§ Given data
■ ■ ■
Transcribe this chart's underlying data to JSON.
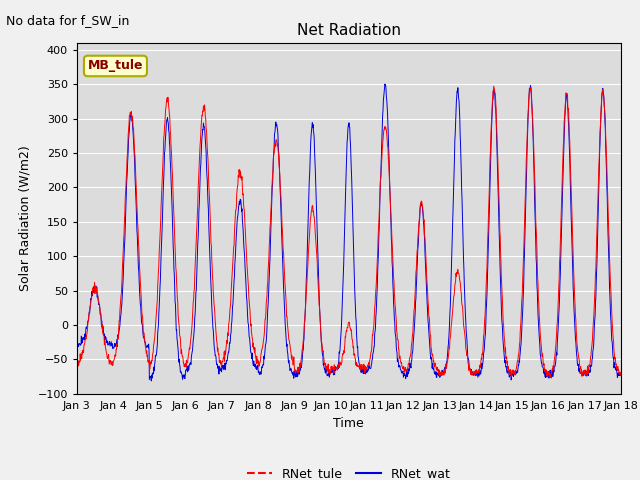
{
  "title": "Net Radiation",
  "xlabel": "Time",
  "ylabel": "Solar Radiation (W/m2)",
  "ylim": [
    -100,
    410
  ],
  "yticks": [
    -100,
    -50,
    0,
    50,
    100,
    150,
    200,
    250,
    300,
    350,
    400
  ],
  "annotation_text": "No data for f_SW_in",
  "legend_label1": "RNet_tule",
  "legend_label2": "RNet_wat",
  "line_color1": "#ff0000",
  "line_color2": "#0000dd",
  "bg_color": "#dcdcdc",
  "fig_bg_color": "#f0f0f0",
  "legend_box_color": "#ffffcc",
  "legend_box_edge": "#aaaa00",
  "legend_box_text": "MB_tule",
  "x_labels": [
    "Jan 3",
    "Jan 4",
    "Jan 5",
    "Jan 6",
    "Jan 7",
    "Jan 8",
    "Jan 9",
    "Jan 10",
    "Jan 11",
    "Jan 12",
    "Jan 13",
    "Jan 14",
    "Jan 15",
    "Jan 16",
    "Jan 17",
    "Jan 18"
  ],
  "n_days": 15,
  "pts_per_day": 96,
  "peaks_tule": [
    55,
    310,
    328,
    318,
    222,
    268,
    170,
    3,
    290,
    178,
    78,
    345,
    345,
    336,
    337
  ],
  "peaks_wat": [
    55,
    305,
    298,
    288,
    182,
    293,
    292,
    293,
    350,
    178,
    343,
    343,
    348,
    332,
    342
  ],
  "night_tule": [
    -58,
    -58,
    -68,
    -65,
    -58,
    -62,
    -68,
    -62,
    -68,
    -68,
    -72,
    -72,
    -72,
    -72,
    -72
  ],
  "night_wat": [
    -28,
    -32,
    -78,
    -68,
    -62,
    -72,
    -72,
    -68,
    -68,
    -72,
    -72,
    -72,
    -72,
    -72,
    -72
  ],
  "peak_width_tule": [
    0.06,
    0.06,
    0.06,
    0.06,
    0.06,
    0.06,
    0.04,
    0.02,
    0.06,
    0.04,
    0.04,
    0.04,
    0.04,
    0.04,
    0.04
  ],
  "peak_width_wat": [
    0.04,
    0.04,
    0.04,
    0.04,
    0.04,
    0.04,
    0.03,
    0.025,
    0.04,
    0.03,
    0.03,
    0.03,
    0.03,
    0.03,
    0.03
  ]
}
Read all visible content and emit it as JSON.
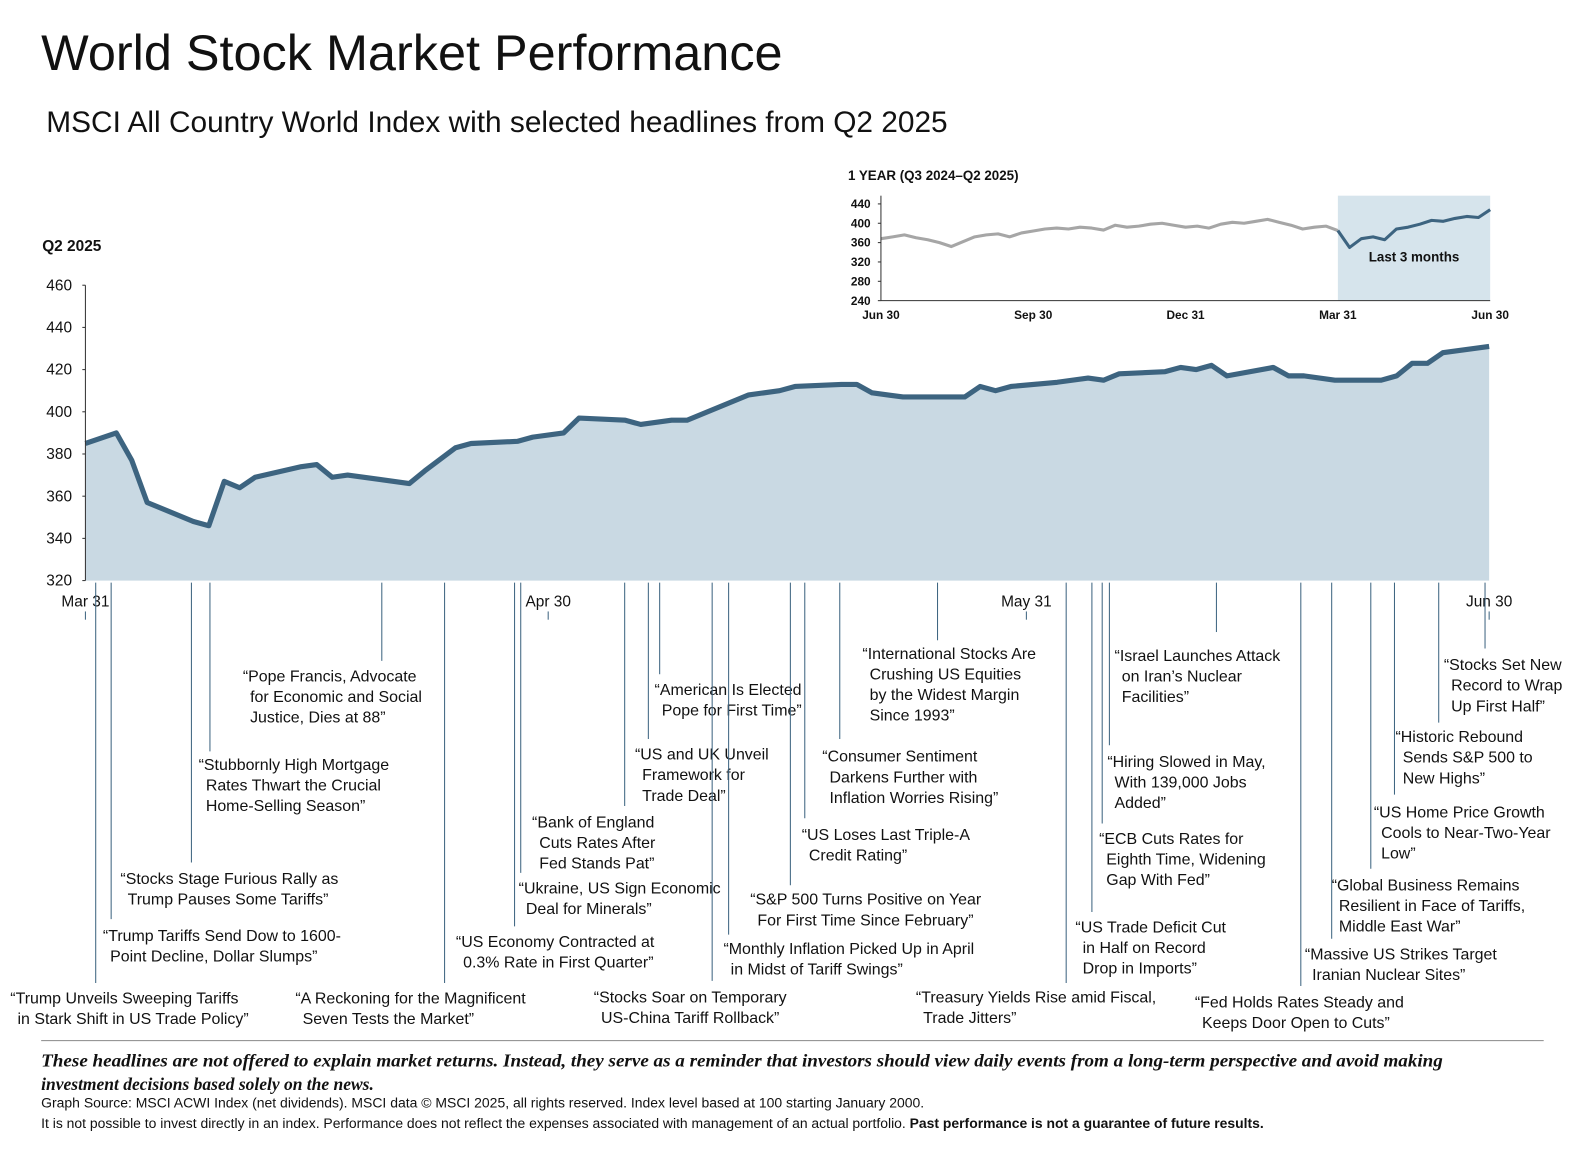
{
  "chart_data": [
    {
      "type": "area",
      "title": "World Stock Market Performance",
      "subtitle": "MSCI All Country World Index with selected headlines from Q2 2025",
      "y_label": "Q2 2025",
      "color": "#3d6480",
      "fill": "#c9d9e3",
      "x": [
        "Mar 31",
        "Apr 2",
        "Apr 3",
        "Apr 4",
        "Apr 7",
        "Apr 8",
        "Apr 9",
        "Apr 10",
        "Apr 11",
        "Apr 14",
        "Apr 15",
        "Apr 16",
        "Apr 17",
        "Apr 21",
        "Apr 22",
        "Apr 24",
        "Apr 25",
        "Apr 28",
        "Apr 29",
        "May 1",
        "May 2",
        "May 5",
        "May 6",
        "May 8",
        "May 9",
        "May 13",
        "May 15",
        "May 16",
        "May 19",
        "May 20",
        "May 21",
        "May 23",
        "May 27",
        "May 28",
        "May 29",
        "May 30",
        "Jun 2",
        "Jun 4",
        "Jun 5",
        "Jun 6",
        "Jun 9",
        "Jun 10",
        "Jun 11",
        "Jun 12",
        "Jun 13",
        "Jun 16",
        "Jun 17",
        "Jun 18",
        "Jun 20",
        "Jun 23",
        "Jun 24",
        "Jun 25",
        "Jun 26",
        "Jun 27",
        "Jun 30"
      ],
      "values": [
        385,
        390,
        377,
        357,
        348,
        346,
        367,
        364,
        369,
        374,
        375,
        369,
        370,
        366,
        372,
        383,
        385,
        386,
        388,
        390,
        397,
        396,
        394,
        396,
        396,
        408,
        410,
        412,
        413,
        413,
        409,
        407,
        407,
        412,
        410,
        412,
        414,
        416,
        415,
        418,
        419,
        421,
        420,
        422,
        417,
        421,
        417,
        417,
        415,
        415,
        417,
        423,
        423,
        428,
        431
      ],
      "ylim": [
        320,
        460
      ],
      "yticks": [
        320,
        340,
        360,
        380,
        400,
        420,
        440,
        460
      ],
      "xticks": [
        "Mar 31",
        "Apr 30",
        "May 31",
        "Jun 30"
      ],
      "annotations": [
        {
          "lines": [
            "“Trump Unveils Sweeping Tariffs",
            "in Stark Shift in US Trade Policy”"
          ]
        },
        {
          "lines": [
            "“Trump Tariffs Send Dow to 1600-",
            "Point Decline, Dollar Slumps”"
          ]
        },
        {
          "lines": [
            "“Stocks Stage Furious Rally as",
            "Trump Pauses Some Tariffs”"
          ]
        },
        {
          "lines": [
            "“Stubbornly High Mortgage",
            "Rates Thwart the Crucial",
            "Home-Selling Season”"
          ]
        },
        {
          "lines": [
            "“Pope Francis, Advocate",
            "for Economic and Social",
            "Justice, Dies at 88”"
          ]
        },
        {
          "lines": [
            "“A Reckoning for the Magnificent",
            "Seven Tests the Market”"
          ]
        },
        {
          "lines": [
            "“US Economy Contracted at",
            "0.3% Rate in First Quarter”"
          ]
        },
        {
          "lines": [
            "“Ukraine, US Sign Economic",
            "Deal for Minerals”"
          ]
        },
        {
          "lines": [
            "“Bank of England",
            "Cuts Rates After",
            "Fed Stands Pat”"
          ]
        },
        {
          "lines": [
            "“US and UK Unveil",
            "Framework for",
            "Trade Deal”"
          ]
        },
        {
          "lines": [
            "“American Is Elected",
            "Pope for First Time”"
          ]
        },
        {
          "lines": [
            "“Stocks Soar on Temporary",
            "US-China Tariff Rollback”"
          ]
        },
        {
          "lines": [
            "“Monthly Inflation Picked Up in April",
            "in Midst of Tariff Swings”"
          ]
        },
        {
          "lines": [
            "“S&P 500 Turns Positive on Year",
            "For First Time Since February”"
          ]
        },
        {
          "lines": [
            "“US Loses Last Triple-A",
            "Credit Rating”"
          ]
        },
        {
          "lines": [
            "“Consumer Sentiment",
            "Darkens Further with",
            "Inflation Worries Rising”"
          ]
        },
        {
          "lines": [
            "“International Stocks Are",
            "Crushing US Equities",
            "by the Widest Margin",
            "Since 1993”"
          ]
        },
        {
          "lines": [
            "“Treasury Yields Rise amid Fiscal,",
            "Trade Jitters”"
          ]
        },
        {
          "lines": [
            "“US Trade Deficit Cut",
            "in Half on Record",
            "Drop in Imports”"
          ]
        },
        {
          "lines": [
            "“ECB Cuts Rates for",
            "Eighth Time, Widening",
            "Gap With Fed”"
          ]
        },
        {
          "lines": [
            "“Hiring Slowed in May,",
            "With 139,000 Jobs",
            "Added”"
          ]
        },
        {
          "lines": [
            "“Israel Launches Attack",
            "on Iran’s Nuclear",
            "Facilities”"
          ]
        },
        {
          "lines": [
            "“Fed Holds Rates Steady and",
            "Keeps Door Open to Cuts”"
          ]
        },
        {
          "lines": [
            "“Massive US Strikes Target",
            "Iranian Nuclear Sites”"
          ]
        },
        {
          "lines": [
            "“Global Business Remains",
            "Resilient in Face of Tariffs,",
            "Middle East War”"
          ]
        },
        {
          "lines": [
            "“US Home Price Growth",
            "Cools to Near-Two-Year",
            "Low”"
          ]
        },
        {
          "lines": [
            "“Historic Rebound",
            "Sends S&P 500 to",
            "New Highs”"
          ]
        },
        {
          "lines": [
            "“Stocks Set New",
            "Record to Wrap",
            "Up First Half”"
          ]
        }
      ]
    },
    {
      "type": "line",
      "title": "1 YEAR (Q3 2024–Q2 2025)",
      "annotation": "Last 3 months",
      "shade": "#d6e4ec",
      "categories": [
        "Jun 30",
        null,
        null,
        null,
        null,
        null,
        null,
        null,
        null,
        null,
        null,
        null,
        null,
        "Sep 30",
        null,
        null,
        null,
        null,
        null,
        null,
        null,
        null,
        null,
        null,
        null,
        null,
        "Dec 31",
        null,
        null,
        null,
        null,
        null,
        null,
        null,
        null,
        null,
        null,
        null,
        null,
        "Mar 31",
        null,
        null,
        null,
        null,
        null,
        null,
        null,
        null,
        null,
        null,
        null,
        null,
        "Jun 30"
      ],
      "series": [
        {
          "color": "#a6a6a6",
          "values": [
            368,
            372,
            376,
            370,
            366,
            360,
            352,
            362,
            372,
            376,
            378,
            372,
            380,
            384,
            388,
            390,
            388,
            392,
            390,
            386,
            396,
            392,
            394,
            398,
            400,
            396,
            392,
            394,
            390,
            398,
            402,
            400,
            404,
            408,
            402,
            396,
            388,
            392,
            394,
            385,
            null,
            null,
            null,
            null,
            null,
            null,
            null,
            null,
            null,
            null,
            null,
            null,
            null
          ]
        },
        {
          "color": "#3d6480",
          "highlight": true,
          "values": [
            null,
            null,
            null,
            null,
            null,
            null,
            null,
            null,
            null,
            null,
            null,
            null,
            null,
            null,
            null,
            null,
            null,
            null,
            null,
            null,
            null,
            null,
            null,
            null,
            null,
            null,
            null,
            null,
            null,
            null,
            null,
            null,
            null,
            null,
            null,
            null,
            null,
            null,
            null,
            385,
            350,
            368,
            372,
            366,
            388,
            392,
            398,
            406,
            404,
            410,
            414,
            412,
            428
          ]
        }
      ],
      "ylim": [
        240,
        440
      ],
      "yticks": [
        240,
        280,
        320,
        360,
        400,
        440
      ]
    }
  ],
  "footer": {
    "disclaimer": [
      "These headlines are not offered to explain market returns. Instead, they serve as a reminder that investors should view daily events from a long-term perspective and avoid making",
      "investment decisions based solely on the news."
    ],
    "source": "Graph Source: MSCI ACWI Index (net dividends). MSCI data © MSCI 2025, all rights reserved. Index level based at 100 starting January 2000.",
    "note": "It is not possible to invest directly in an index. Performance does not reflect the expenses associated with management of an actual portfolio.",
    "note_bold": "Past performance is not a guarantee of future results."
  }
}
■ ■ ■
§ What this task involves
Return all lines containing "Economic".

§ Response for this exercise
            "for Economic and Social",
            "“Ukraine, US Sign Economic",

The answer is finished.